Requirement: Write every record out again exactly as given.

Provided data:

----------

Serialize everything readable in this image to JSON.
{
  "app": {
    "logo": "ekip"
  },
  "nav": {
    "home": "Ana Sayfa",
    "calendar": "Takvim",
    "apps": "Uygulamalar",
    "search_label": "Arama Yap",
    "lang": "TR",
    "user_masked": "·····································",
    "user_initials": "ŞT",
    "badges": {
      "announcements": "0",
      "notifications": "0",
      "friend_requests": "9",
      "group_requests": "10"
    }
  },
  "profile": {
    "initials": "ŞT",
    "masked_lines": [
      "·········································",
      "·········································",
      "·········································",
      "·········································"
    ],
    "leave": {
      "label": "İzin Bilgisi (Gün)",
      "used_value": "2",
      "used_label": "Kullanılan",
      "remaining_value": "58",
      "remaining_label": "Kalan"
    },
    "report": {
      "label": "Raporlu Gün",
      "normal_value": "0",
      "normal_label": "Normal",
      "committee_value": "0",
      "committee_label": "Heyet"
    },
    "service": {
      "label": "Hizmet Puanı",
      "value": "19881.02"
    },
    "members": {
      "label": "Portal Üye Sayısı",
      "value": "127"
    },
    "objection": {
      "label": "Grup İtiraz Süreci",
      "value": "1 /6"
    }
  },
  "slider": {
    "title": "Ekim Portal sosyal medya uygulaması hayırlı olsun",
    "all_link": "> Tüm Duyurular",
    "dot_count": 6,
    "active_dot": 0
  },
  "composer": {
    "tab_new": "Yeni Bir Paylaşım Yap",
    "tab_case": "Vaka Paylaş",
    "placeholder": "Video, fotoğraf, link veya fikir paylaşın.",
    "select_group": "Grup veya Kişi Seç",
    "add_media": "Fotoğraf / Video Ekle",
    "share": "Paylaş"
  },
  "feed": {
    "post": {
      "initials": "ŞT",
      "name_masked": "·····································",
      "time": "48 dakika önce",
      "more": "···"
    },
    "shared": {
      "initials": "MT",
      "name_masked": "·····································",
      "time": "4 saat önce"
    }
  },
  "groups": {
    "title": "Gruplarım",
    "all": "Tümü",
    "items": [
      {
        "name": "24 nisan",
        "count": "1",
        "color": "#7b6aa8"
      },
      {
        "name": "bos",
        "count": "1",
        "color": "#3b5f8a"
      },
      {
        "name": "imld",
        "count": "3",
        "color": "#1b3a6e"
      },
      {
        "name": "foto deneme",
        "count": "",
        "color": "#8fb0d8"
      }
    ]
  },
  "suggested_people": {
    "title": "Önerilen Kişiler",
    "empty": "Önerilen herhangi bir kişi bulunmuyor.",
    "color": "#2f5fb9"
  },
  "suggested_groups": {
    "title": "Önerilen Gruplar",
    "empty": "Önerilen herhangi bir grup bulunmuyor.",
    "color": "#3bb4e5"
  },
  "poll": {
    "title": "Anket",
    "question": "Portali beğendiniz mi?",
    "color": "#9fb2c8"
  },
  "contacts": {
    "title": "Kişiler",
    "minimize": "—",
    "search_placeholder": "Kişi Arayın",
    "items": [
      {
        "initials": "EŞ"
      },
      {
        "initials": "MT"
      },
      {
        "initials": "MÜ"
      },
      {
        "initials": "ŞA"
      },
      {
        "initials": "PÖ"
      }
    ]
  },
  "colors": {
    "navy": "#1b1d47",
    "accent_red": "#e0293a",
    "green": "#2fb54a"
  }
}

----------

Written solution:
Serialize everything readable in this image to JSON.
{
  "app": {
    "logo": "ekip"
  },
  "nav": {
    "home": "Ana Sayfa",
    "calendar": "Takvim",
    "apps": "Uygulamalar",
    "search_label": "Arama Yap",
    "lang": "TR",
    "user_masked": "·····································",
    "user_initials": "ŞT",
    "badges": {
      "announcements": "0",
      "notifications": "0",
      "friend_requests": "9",
      "group_requests": "10"
    }
  },
  "profile": {
    "initials": "ŞT",
    "masked_lines": [
      "·········································",
      "·········································",
      "·········································",
      "·········································"
    ],
    "leave": {
      "label": "İzin Bilgisi (Gün)",
      "used_value": "2",
      "used_label": "Kullanılan",
      "remaining_value": "58",
      "remaining_label": "Kalan"
    },
    "report": {
      "label": "Raporlu Gün",
      "normal_value": "0",
      "normal_label": "Normal",
      "committee_value": "0",
      "committee_label": "Heyet"
    },
    "service": {
      "label": "Hizmet Puanı",
      "value": "19881.02"
    },
    "members": {
      "label": "Portal Üye Sayısı",
      "value": "127"
    },
    "objection": {
      "label": "Grup İtiraz Süreci",
      "value": "1 /6"
    }
  },
  "slider": {
    "title": "Ekim Portal sosyal medya uygulaması hayırlı olsun",
    "all_link": "> Tüm Duyurular",
    "dot_count": 6,
    "active_dot": 0
  },
  "composer": {
    "tab_new": "Yeni Bir Paylaşım Yap",
    "tab_case": "Vaka Paylaş",
    "placeholder": "Video, fotoğraf, link veya fikir paylaşın.",
    "select_group": "Grup veya Kişi Seç",
    "add_media": "Fotoğraf / Video Ekle",
    "share": "Paylaş"
  },
  "feed": {
    "post": {
      "initials": "ŞT",
      "name_masked": "·····································",
      "time": "48 dakika önce",
      "more": "···"
    },
    "shared": {
      "initials": "MT",
      "name_masked": "·····································",
      "time": "4 saat önce"
    }
  },
  "groups": {
    "title": "Gruplarım",
    "all": "Tümü",
    "items": [
      {
        "name": "24 nisan",
        "count": "1",
        "color": "#7b6aa8"
      },
      {
        "name": "bos",
        "count": "1",
        "color": "#3b5f8a"
      },
      {
        "name": "imld",
        "count": "3",
        "color": "#1b3a6e"
      },
      {
        "name": "foto deneme",
        "count": "",
        "color": "#8fb0d8"
      }
    ]
  },
  "suggested_people": {
    "title": "Önerilen Kişiler",
    "empty": "Önerilen herhangi bir kişi bulunmuyor.",
    "color": "#2f5fb9"
  },
  "suggested_groups": {
    "title": "Önerilen Gruplar",
    "empty": "Önerilen herhangi bir grup bulunmuyor.",
    "color": "#3bb4e5"
  },
  "poll": {
    "title": "Anket",
    "question": "Portali beğendiniz mi?",
    "color": "#9fb2c8"
  },
  "contacts": {
    "title": "Kişiler",
    "minimize": "—",
    "search_placeholder": "Kişi Arayın",
    "items": [
      {
        "initials": "EŞ"
      },
      {
        "initials": "MT"
      },
      {
        "initials": "MÜ"
      },
      {
        "initials": "ŞA"
      },
      {
        "initials": "PÖ"
      }
    ]
  },
  "colors": {
    "navy": "#1b1d47",
    "accent_red": "#e0293a",
    "green": "#2fb54a"
  }
}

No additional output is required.